[Spambayes] Another optimization

T. Alexander Popiel popiel@wolfskeep.com
Wed, 18 Sep 2002 13:37:19 -0700


In message:  <LNBBLJKPBEHFEDALKOLCMEAFBFAB.tim.one@comcast.net>
             Tim Peters <tim.one@comcast.net> writes:
>>
>> * Graham was very specific in describing his tokenizer...
>>   and you folks seem to have ignored that description.
>
>The answer to every question is "because careful experiments said it worked
>better".  This one is discussed in a long tokenizer.py comment block, with
>title "How to tokenize?", and some full both-way test results are given
>there.

Argh.  I just saw that comment block, nestled between n-grams
and HTML discussions.  Somehow I managed to overlook it on my
prior readings.  Sorry.

>> * Why do you throw out super-long words?
>
>Likewise, but under the section "How big should 'a word' be?".

Yeah, but that section only seems to refer to deciding the cutoff
length between 12 and 13 characters, not whether there should be a
cutoff at all.  Hrm.

>>   Since I'm not storing _all_ words encountered (I'm only keeping the
>>   probability computations after ignoring the few-occurences words)
>
>(Perhaps not so) Strangely enough, my experiments showed that never ignoring
>a word worked better.

That's not something I thought to check.  Perhaps I'll try it.

>Do read our project's TESTING.txt:

*nod*  Good stuff.

>>   However, I do _not_ consider additional less significant words if
>>   the number of maximally significant words is >N.
>
>And we do, *if* the number of non-cancelling maxprob words is less than N.

Yeah, that's the distinction I thought I saw.  I tested it both ways
(though not as rigorously as you do) and chose my way.

>The fact is that the scheme is almost totally lost in these cases
>regardless, and Graham's combining rule is such that just a few .01`or .99
>clues not cancelled pretty much determines the final outcome.

The cases that decided me had about 20-30 maximal clues, with about
5 or 6 unpaired .99s.  Allowing the less significant clues (ranging
from .02 to .08 with only a couple .96-.98s) flipped them from 'spam'
to 'ham', increasing the FN rate annoyingly.

• [Items]
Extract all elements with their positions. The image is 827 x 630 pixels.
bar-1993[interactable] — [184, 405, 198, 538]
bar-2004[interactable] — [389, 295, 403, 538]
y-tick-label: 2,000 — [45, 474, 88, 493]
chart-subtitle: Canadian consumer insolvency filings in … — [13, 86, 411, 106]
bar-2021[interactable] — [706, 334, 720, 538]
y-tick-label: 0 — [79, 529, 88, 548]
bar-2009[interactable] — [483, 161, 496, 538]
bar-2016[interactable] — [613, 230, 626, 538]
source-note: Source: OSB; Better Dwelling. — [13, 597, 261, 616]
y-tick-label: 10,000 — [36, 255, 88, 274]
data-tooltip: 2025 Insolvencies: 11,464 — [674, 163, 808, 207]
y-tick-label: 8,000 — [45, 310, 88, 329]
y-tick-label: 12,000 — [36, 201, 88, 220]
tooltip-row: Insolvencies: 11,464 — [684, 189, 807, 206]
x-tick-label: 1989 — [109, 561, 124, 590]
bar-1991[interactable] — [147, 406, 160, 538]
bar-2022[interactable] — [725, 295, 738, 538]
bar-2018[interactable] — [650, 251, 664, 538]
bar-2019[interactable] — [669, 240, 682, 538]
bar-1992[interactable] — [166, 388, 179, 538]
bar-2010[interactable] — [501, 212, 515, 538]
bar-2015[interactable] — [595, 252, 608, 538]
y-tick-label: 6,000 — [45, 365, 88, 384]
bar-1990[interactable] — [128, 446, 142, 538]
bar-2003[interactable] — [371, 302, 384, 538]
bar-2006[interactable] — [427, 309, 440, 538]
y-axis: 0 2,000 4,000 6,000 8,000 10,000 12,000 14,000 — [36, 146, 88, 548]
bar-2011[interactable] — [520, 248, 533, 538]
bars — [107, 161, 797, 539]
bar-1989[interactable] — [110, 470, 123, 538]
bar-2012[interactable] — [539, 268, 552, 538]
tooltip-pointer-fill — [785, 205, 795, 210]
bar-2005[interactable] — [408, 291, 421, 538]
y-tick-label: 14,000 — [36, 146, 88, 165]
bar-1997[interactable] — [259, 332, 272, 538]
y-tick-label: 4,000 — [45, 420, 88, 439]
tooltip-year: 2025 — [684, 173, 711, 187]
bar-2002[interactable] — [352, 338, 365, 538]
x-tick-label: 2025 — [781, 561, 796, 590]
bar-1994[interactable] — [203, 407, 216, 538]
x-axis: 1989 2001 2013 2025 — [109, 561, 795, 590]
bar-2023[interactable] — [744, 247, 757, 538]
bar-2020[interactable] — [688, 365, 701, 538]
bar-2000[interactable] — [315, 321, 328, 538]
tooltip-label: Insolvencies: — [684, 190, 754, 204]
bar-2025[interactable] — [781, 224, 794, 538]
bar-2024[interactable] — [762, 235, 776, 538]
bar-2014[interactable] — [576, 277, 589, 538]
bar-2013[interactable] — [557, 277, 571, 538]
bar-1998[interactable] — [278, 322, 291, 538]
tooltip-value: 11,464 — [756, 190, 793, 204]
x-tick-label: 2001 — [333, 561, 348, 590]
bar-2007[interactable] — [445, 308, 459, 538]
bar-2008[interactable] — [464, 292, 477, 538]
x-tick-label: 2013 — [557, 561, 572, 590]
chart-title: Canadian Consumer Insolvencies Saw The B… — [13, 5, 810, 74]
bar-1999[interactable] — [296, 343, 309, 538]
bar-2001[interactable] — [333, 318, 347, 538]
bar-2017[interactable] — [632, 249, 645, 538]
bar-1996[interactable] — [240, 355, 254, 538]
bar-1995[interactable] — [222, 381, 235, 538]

• [Task list]
[a] List every person named in the Spambayes message.
[b] Answer each question from the Spambayes message, one line per answer, labeled (i), (ii) and (iii) to match.
(i) According to Popiel, the section "How big should 'a word' be?" decides the cutoff length between which two character counts?
(ii) Which project file is the reader urged to read?
(iii) About how many maximal clues did the cases that decided Popiel have?
[c] Repeat the Spambayes message word for word, from "Yeah, that's the" to "the final outcome.".

• [Responses per task]
[a] T. Alexander Popiel, Tim Peters, Graham

[b]
(i) 12 and 13 characters
(ii) TESTING.txt
(iii) About 20 to 30

[c]
Yeah, that's the distinction I thought I saw.  I tested it both ways
(though not as rigorously as you do) and chose my way.

>The fact is that the scheme is almost totally lost in these cases
>regardless, and Graham's combining rule is such that just a few .01`or .99
>clues not cancelled pretty much determines the final outcome.